*WHAT YOU WILL DO*
Check each line of the listing for the word "times" and report how many lines contain it, giving nothing but the number.
··········
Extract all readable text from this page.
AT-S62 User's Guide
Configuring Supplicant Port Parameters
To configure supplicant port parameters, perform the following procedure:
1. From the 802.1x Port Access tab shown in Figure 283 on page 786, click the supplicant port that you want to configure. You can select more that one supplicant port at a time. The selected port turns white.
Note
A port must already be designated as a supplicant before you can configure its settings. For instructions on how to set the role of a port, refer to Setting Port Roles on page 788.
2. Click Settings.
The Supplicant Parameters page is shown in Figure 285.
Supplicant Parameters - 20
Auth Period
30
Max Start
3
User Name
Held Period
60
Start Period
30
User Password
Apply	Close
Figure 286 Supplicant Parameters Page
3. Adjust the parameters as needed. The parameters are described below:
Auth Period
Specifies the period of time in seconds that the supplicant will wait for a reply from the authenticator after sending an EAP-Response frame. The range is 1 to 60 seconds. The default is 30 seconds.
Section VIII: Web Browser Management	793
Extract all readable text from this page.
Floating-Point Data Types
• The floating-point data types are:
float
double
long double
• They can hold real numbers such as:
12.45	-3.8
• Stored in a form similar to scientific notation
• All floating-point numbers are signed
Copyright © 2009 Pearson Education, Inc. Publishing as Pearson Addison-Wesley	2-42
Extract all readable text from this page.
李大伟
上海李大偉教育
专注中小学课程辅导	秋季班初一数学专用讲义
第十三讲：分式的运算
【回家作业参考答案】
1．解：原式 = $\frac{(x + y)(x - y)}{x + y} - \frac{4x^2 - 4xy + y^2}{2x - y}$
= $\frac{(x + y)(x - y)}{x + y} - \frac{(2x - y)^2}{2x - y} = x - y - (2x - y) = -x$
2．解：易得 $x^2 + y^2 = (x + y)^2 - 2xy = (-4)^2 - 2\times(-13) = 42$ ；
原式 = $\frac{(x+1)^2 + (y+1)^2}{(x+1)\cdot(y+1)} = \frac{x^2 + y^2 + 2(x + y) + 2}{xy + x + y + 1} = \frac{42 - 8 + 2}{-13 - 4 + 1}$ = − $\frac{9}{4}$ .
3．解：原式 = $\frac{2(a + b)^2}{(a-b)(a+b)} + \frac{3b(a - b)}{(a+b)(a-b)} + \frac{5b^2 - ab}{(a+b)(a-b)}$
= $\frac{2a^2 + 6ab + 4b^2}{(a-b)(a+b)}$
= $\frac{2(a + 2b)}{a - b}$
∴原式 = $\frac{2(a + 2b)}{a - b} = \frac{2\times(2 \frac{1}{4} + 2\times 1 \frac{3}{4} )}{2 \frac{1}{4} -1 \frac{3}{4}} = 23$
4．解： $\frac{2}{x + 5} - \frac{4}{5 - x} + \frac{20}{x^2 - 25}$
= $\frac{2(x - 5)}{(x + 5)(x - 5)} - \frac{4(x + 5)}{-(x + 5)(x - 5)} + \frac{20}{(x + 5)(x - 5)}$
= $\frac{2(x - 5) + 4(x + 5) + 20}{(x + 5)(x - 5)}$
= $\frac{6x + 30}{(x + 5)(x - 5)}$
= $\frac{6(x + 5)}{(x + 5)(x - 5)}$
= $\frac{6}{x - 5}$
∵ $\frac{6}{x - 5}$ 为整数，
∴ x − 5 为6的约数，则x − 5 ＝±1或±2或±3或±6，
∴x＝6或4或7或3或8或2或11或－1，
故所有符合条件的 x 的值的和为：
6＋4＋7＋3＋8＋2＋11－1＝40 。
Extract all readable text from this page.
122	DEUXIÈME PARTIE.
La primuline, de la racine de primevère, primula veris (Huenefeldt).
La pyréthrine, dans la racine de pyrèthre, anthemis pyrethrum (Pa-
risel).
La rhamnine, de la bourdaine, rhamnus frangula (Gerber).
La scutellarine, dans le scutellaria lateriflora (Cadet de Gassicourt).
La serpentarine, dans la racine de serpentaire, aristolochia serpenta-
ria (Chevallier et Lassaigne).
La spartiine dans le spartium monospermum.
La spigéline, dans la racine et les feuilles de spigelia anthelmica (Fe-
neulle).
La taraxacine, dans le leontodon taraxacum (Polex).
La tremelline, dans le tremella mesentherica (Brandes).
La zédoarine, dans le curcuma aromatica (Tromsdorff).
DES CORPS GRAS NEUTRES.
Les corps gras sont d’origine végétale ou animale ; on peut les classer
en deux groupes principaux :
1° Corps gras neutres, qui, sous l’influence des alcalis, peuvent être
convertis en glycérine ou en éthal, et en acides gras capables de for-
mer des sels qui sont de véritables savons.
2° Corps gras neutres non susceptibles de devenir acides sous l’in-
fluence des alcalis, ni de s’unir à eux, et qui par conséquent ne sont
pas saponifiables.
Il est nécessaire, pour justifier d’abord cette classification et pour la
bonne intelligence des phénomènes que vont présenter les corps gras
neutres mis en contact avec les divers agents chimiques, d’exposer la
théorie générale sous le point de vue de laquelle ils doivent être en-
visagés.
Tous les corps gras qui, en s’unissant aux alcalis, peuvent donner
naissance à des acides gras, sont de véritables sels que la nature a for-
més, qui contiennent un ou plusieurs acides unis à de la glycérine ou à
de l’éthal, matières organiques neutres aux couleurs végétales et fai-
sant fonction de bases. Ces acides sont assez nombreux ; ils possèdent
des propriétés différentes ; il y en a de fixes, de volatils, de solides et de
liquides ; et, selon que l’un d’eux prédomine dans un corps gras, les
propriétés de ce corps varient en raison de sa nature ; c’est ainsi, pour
··········
*SOLUTION FOR THIS PROBLEM*
2